#### [Records supplied]
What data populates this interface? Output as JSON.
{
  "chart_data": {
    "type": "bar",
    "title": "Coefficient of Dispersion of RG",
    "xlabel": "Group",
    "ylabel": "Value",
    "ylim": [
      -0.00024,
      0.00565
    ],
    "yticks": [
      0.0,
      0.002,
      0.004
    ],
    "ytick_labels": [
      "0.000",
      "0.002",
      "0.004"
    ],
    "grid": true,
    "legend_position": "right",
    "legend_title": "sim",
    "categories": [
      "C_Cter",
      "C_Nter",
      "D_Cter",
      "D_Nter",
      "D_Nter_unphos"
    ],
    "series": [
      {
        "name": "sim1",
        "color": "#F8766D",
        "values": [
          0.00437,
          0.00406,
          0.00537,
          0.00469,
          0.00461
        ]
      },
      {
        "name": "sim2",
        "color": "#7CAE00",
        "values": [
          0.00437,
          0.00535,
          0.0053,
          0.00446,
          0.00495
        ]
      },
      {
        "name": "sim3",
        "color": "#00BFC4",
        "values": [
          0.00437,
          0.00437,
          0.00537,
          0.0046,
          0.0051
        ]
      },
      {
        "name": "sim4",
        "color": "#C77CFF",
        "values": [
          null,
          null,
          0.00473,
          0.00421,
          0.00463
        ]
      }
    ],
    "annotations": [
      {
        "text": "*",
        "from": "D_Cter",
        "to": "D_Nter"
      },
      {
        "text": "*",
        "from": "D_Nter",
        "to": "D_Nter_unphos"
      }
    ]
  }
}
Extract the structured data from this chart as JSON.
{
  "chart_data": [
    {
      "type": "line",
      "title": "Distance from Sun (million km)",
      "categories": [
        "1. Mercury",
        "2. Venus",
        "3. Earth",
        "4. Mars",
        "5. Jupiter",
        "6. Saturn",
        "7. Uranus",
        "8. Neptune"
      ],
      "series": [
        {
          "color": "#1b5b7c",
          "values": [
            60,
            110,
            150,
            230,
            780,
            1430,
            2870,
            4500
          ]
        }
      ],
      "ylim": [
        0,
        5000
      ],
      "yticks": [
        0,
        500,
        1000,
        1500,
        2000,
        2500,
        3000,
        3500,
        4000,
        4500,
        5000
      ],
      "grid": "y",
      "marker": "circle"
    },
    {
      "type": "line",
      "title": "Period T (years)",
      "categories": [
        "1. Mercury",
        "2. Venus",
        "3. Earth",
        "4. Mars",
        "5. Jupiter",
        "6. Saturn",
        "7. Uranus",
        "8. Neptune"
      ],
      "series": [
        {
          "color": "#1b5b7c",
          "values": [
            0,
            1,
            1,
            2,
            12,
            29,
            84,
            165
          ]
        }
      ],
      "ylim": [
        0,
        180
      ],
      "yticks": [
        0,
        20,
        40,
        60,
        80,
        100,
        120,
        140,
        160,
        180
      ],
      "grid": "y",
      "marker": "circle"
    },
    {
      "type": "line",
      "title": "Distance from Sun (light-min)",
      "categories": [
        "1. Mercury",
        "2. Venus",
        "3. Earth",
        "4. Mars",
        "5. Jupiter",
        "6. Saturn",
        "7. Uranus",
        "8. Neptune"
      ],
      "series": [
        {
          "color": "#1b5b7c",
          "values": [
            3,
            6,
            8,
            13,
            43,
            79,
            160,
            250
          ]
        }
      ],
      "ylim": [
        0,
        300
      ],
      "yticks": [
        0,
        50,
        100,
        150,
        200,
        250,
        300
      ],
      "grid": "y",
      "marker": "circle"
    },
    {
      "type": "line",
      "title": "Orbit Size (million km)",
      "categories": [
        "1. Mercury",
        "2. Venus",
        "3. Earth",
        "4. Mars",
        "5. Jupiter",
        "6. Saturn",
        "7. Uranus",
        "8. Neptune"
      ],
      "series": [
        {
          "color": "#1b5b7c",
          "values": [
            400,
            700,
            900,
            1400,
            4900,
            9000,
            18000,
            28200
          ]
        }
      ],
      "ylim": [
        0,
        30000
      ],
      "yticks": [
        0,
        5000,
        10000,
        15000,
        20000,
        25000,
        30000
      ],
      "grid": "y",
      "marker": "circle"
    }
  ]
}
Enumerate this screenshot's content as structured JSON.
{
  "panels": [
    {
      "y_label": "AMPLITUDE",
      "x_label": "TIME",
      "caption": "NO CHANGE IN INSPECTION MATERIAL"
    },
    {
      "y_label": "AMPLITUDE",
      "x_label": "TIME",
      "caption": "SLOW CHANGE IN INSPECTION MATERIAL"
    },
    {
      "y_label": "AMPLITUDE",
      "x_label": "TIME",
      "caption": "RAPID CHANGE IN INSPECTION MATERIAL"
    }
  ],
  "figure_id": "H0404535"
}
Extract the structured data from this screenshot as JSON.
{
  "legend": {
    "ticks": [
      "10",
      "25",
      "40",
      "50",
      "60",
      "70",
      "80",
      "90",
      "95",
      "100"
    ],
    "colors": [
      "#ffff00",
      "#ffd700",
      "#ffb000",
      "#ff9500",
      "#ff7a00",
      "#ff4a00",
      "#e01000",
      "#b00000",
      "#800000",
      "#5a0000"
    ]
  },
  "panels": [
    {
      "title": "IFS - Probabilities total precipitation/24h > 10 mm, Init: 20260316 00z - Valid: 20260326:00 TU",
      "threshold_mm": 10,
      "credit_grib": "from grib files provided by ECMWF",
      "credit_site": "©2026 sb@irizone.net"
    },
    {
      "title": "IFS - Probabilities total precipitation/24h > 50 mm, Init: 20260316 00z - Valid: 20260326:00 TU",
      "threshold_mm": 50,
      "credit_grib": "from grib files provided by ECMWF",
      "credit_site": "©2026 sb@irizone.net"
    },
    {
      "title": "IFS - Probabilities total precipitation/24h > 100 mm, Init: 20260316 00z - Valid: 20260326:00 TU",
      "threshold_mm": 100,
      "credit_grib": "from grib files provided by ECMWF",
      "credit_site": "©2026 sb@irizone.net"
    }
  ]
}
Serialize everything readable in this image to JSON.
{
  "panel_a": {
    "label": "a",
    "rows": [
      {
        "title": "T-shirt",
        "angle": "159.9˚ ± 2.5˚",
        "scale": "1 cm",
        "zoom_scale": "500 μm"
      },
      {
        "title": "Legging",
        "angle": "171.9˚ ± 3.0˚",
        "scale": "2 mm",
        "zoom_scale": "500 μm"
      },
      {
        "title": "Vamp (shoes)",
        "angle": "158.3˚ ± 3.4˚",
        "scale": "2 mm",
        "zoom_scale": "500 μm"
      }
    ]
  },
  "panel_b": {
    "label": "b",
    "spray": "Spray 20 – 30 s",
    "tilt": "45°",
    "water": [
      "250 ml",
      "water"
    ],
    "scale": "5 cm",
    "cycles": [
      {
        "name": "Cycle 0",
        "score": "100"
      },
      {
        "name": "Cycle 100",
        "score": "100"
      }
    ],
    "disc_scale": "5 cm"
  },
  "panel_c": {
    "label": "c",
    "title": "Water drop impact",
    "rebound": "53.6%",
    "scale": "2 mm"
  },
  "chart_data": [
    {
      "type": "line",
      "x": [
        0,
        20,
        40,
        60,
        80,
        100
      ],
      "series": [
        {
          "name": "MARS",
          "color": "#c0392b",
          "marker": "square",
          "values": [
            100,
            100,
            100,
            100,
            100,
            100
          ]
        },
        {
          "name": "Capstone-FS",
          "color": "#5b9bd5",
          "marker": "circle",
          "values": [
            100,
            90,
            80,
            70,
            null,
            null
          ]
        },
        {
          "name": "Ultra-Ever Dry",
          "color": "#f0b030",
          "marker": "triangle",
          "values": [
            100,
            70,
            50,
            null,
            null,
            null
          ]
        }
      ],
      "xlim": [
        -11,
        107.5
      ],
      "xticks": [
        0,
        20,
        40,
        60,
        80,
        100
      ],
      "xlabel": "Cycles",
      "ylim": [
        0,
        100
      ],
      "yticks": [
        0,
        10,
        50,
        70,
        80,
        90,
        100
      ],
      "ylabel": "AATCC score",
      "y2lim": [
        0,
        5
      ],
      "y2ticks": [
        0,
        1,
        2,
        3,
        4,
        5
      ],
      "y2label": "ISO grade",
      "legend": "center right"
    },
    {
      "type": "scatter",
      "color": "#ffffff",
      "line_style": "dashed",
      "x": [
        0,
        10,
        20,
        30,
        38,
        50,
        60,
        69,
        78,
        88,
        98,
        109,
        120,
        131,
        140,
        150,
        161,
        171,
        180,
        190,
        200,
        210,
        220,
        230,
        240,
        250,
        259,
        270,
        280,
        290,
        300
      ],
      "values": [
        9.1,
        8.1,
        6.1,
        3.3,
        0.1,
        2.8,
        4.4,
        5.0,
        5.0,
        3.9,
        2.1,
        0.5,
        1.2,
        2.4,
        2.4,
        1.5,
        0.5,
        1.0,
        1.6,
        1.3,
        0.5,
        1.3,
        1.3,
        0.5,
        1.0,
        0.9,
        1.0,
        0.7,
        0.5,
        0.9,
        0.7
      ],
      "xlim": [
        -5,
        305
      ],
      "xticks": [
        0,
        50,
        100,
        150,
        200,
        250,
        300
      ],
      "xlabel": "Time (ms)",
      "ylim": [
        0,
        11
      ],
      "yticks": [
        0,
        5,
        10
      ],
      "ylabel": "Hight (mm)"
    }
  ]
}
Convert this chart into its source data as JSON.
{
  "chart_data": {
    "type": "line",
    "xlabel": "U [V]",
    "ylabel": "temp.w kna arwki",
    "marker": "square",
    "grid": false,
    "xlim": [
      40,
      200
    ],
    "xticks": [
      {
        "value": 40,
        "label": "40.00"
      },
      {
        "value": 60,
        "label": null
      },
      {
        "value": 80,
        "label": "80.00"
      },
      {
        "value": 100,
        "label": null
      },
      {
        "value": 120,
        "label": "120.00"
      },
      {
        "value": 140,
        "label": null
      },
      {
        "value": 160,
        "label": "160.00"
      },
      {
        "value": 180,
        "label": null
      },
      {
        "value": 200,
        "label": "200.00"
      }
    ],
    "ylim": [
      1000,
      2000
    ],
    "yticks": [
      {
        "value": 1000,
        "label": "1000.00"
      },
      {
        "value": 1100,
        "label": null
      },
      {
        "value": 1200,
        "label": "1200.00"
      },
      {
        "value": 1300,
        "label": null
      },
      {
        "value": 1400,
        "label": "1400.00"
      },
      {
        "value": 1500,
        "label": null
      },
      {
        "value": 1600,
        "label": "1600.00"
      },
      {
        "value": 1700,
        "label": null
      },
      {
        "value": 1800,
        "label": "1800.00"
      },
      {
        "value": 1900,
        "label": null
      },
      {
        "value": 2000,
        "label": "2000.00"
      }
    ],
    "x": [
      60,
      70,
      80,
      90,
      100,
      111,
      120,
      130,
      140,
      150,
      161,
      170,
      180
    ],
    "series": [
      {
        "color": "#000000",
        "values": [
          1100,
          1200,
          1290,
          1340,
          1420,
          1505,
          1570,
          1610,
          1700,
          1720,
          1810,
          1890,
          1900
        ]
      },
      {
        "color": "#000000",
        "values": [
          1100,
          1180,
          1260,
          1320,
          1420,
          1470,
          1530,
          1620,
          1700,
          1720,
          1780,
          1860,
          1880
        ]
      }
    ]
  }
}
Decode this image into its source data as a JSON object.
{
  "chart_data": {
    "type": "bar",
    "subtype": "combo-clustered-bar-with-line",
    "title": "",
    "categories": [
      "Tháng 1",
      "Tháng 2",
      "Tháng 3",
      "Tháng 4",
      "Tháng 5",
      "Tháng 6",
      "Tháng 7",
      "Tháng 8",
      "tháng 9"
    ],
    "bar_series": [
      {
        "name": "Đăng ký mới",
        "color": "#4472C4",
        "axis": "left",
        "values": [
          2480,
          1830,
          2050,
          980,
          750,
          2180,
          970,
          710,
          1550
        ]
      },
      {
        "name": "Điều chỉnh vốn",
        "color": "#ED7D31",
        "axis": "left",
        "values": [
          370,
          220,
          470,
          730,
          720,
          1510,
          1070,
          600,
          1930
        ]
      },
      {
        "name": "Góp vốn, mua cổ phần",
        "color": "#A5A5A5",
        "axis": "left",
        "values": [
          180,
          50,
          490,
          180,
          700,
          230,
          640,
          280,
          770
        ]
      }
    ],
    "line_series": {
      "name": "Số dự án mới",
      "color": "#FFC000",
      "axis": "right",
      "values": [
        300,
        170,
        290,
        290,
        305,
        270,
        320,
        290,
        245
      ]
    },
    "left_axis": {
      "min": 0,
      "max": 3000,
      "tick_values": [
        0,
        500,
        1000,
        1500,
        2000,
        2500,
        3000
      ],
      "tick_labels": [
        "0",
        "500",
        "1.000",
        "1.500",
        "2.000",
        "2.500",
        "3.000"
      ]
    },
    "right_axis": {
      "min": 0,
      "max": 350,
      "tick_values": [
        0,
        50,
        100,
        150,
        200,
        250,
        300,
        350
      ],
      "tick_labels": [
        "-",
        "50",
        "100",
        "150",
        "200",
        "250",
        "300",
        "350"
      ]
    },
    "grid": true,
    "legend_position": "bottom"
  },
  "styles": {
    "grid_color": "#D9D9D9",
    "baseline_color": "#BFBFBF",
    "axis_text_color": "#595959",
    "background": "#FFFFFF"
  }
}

#### [Goal of the exercise]
Copy each line of the data that contains the word "precipitation".

#### [The solution]
      "title": "IFS - Probabilities total precipitation/24h > 10 mm, Init: 20260316 00z - Valid: 20260326:00 TU",
      "title": "IFS - Probabilities total precipitation/24h > 50 mm, Init: 20260316 00z - Valid: 20260326:00 TU",
      "title": "IFS - Probabilities total precipitation/24h > 100 mm, Init: 20260316 00z - Valid: 20260326:00 TU",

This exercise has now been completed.